-------- Data provided
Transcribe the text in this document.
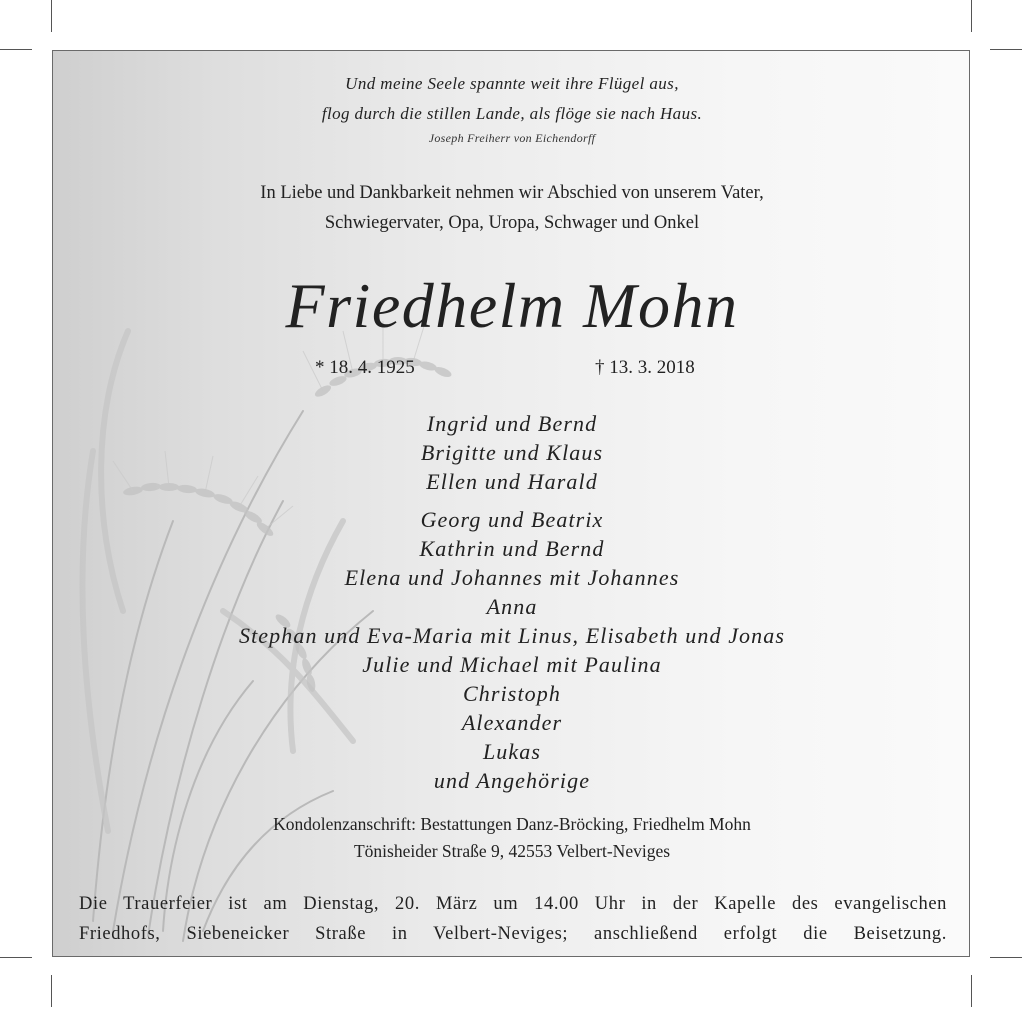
Und meine Seele spannte weit ihre Flügel aus,
flog durch die stillen Lande, als flöge sie nach Haus.
Joseph Freiherr von Eichendorff
In Liebe und Dankbarkeit nehmen wir Abschied von unserem Vater,
Schwiegervater, Opa, Uropa, Schwager und Onkel
Friedhelm Mohn
* 18. 4. 1925	† 13. 3. 2018
Ingrid und Bernd
Brigitte und Klaus
Ellen und Harald
Georg und Beatrix
Kathrin und Bernd
Elena und Johannes mit Johannes
Anna
Stephan und Eva-Maria mit Linus, Elisabeth und Jonas
Julie und Michael mit Paulina
Christoph
Alexander
Lukas
und Angehörige
Kondolenzanschrift: Bestattungen Danz-Bröcking, Friedhelm Mohn
Tönisheider Straße 9, 42553 Velbert-Neviges
Die Trauerfeier ist am Dienstag, 20. März um 14.00 Uhr in der Kapelle des evangelischen
Friedhofs, Siebeneicker Straße in Velbert-Neviges; anschließend erfolgt die Beisetzung.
----------------
Given exercise: Repeat each entry exactly as it appears; skip any picture.

Reply:
Transcribe the text in this document.
Und meine Seele spannte weit ihre Flügel aus,
flog durch die stillen Lande, als flöge sie nach Haus.
Joseph Freiherr von Eichendorff
In Liebe und Dankbarkeit nehmen wir Abschied von unserem Vater,
Schwiegervater, Opa, Uropa, Schwager und Onkel
Friedhelm Mohn
* 18. 4. 1925	† 13. 3. 2018
Ingrid und Bernd
Brigitte und Klaus
Ellen und Harald
Georg und Beatrix
Kathrin und Bernd
Elena und Johannes mit Johannes
Anna
Stephan und Eva-Maria mit Linus, Elisabeth und Jonas
Julie und Michael mit Paulina
Christoph
Alexander
Lukas
und Angehörige
Kondolenzanschrift: Bestattungen Danz-Bröcking, Friedhelm Mohn
Tönisheider Straße 9, 42553 Velbert-Neviges
Die Trauerfeier ist am Dienstag, 20. März um 14.00 Uhr in der Kapelle des evangelischen
Friedhofs, Siebeneicker Straße in Velbert-Neviges; anschließend erfolgt die Beisetzung.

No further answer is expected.